◆ PROBLEM STATEMENT ◆
Repeat the records below exactly as they appear.

◆ DATA EXCERPTS ◆
*****

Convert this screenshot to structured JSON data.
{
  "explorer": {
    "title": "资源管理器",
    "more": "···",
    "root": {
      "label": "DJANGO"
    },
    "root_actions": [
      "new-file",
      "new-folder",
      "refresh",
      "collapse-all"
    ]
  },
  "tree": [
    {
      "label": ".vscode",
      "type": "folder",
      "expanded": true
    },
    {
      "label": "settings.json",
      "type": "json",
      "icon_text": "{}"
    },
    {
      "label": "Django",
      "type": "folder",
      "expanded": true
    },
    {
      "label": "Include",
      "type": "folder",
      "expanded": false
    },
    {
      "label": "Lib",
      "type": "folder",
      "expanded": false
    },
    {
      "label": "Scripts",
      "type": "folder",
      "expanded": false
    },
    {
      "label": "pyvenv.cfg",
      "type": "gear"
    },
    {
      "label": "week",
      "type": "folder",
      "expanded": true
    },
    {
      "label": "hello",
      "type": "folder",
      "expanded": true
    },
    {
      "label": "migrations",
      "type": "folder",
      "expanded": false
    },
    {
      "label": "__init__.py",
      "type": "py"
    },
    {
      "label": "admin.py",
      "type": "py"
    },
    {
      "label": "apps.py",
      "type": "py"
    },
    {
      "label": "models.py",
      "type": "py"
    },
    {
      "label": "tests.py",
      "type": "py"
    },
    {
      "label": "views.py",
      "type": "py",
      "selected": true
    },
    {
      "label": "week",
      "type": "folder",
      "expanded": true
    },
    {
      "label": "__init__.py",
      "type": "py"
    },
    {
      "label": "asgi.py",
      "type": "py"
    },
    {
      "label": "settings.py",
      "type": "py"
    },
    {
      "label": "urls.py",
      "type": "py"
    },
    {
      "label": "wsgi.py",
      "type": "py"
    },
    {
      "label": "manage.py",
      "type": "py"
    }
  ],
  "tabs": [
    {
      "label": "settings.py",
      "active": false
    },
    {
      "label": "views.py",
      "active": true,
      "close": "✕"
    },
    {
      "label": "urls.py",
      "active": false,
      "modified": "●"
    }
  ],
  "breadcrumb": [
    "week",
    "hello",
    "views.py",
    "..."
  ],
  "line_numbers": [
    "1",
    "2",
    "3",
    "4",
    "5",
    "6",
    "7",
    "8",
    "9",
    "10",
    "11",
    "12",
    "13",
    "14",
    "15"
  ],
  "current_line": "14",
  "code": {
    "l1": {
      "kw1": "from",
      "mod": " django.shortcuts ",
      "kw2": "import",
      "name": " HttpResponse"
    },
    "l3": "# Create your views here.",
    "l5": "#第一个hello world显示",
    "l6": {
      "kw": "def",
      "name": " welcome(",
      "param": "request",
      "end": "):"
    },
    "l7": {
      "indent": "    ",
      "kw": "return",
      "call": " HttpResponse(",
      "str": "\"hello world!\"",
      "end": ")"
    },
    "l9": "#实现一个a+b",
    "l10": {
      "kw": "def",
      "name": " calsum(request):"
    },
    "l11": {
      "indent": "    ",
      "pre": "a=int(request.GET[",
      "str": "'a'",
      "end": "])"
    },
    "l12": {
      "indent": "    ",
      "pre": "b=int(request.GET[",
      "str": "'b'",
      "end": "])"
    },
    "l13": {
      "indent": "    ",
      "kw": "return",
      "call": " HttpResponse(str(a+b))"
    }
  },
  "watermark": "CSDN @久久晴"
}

*****

◆ WORKED SOLUTION ◆
Convert this screenshot to structured JSON data.
{
  "explorer": {
    "title": "资源管理器",
    "more": "···",
    "root": {
      "label": "DJANGO"
    },
    "root_actions": [
      "new-file",
      "new-folder",
      "refresh",
      "collapse-all"
    ]
  },
  "tree": [
    {
      "label": ".vscode",
      "type": "folder",
      "expanded": true
    },
    {
      "label": "settings.json",
      "type": "json",
      "icon_text": "{}"
    },
    {
      "label": "Django",
      "type": "folder",
      "expanded": true
    },
    {
      "label": "Include",
      "type": "folder",
      "expanded": false
    },
    {
      "label": "Lib",
      "type": "folder",
      "expanded": false
    },
    {
      "label": "Scripts",
      "type": "folder",
      "expanded": false
    },
    {
      "label": "pyvenv.cfg",
      "type": "gear"
    },
    {
      "label": "week",
      "type": "folder",
      "expanded": true
    },
    {
      "label": "hello",
      "type": "folder",
      "expanded": true
    },
    {
      "label": "migrations",
      "type": "folder",
      "expanded": false
    },
    {
      "label": "__init__.py",
      "type": "py"
    },
    {
      "label": "admin.py",
      "type": "py"
    },
    {
      "label": "apps.py",
      "type": "py"
    },
    {
      "label": "models.py",
      "type": "py"
    },
    {
      "label": "tests.py",
      "type": "py"
    },
    {
      "label": "views.py",
      "type": "py",
      "selected": true
    },
    {
      "label": "week",
      "type": "folder",
      "expanded": true
    },
    {
      "label": "__init__.py",
      "type": "py"
    },
    {
      "label": "asgi.py",
      "type": "py"
    },
    {
      "label": "settings.py",
      "type": "py"
    },
    {
      "label": "urls.py",
      "type": "py"
    },
    {
      "label": "wsgi.py",
      "type": "py"
    },
    {
      "label": "manage.py",
      "type": "py"
    }
  ],
  "tabs": [
    {
      "label": "settings.py",
      "active": false
    },
    {
      "label": "views.py",
      "active": true,
      "close": "✕"
    },
    {
      "label": "urls.py",
      "active": false,
      "modified": "●"
    }
  ],
  "breadcrumb": [
    "week",
    "hello",
    "views.py",
    "..."
  ],
  "line_numbers": [
    "1",
    "2",
    "3",
    "4",
    "5",
    "6",
    "7",
    "8",
    "9",
    "10",
    "11",
    "12",
    "13",
    "14",
    "15"
  ],
  "current_line": "14",
  "code": {
    "l1": {
      "kw1": "from",
      "mod": " django.shortcuts ",
      "kw2": "import",
      "name": " HttpResponse"
    },
    "l3": "# Create your views here.",
    "l5": "#第一个hello world显示",
    "l6": {
      "kw": "def",
      "name": " welcome(",
      "param": "request",
      "end": "):"
    },
    "l7": {
      "indent": "    ",
      "kw": "return",
      "call": " HttpResponse(",
      "str": "\"hello world!\"",
      "end": ")"
    },
    "l9": "#实现一个a+b",
    "l10": {
      "kw": "def",
      "name": " calsum(request):"
    },
    "l11": {
      "indent": "    ",
      "pre": "a=int(request.GET[",
      "str": "'a'",
      "end": "])"
    },
    "l12": {
      "indent": "    ",
      "pre": "b=int(request.GET[",
      "str": "'b'",
      "end": "])"
    },
    "l13": {
      "indent": "    ",
      "kw": "return",
      "call": " HttpResponse(str(a+b))"
    }
  },
  "watermark": "CSDN @久久晴"
}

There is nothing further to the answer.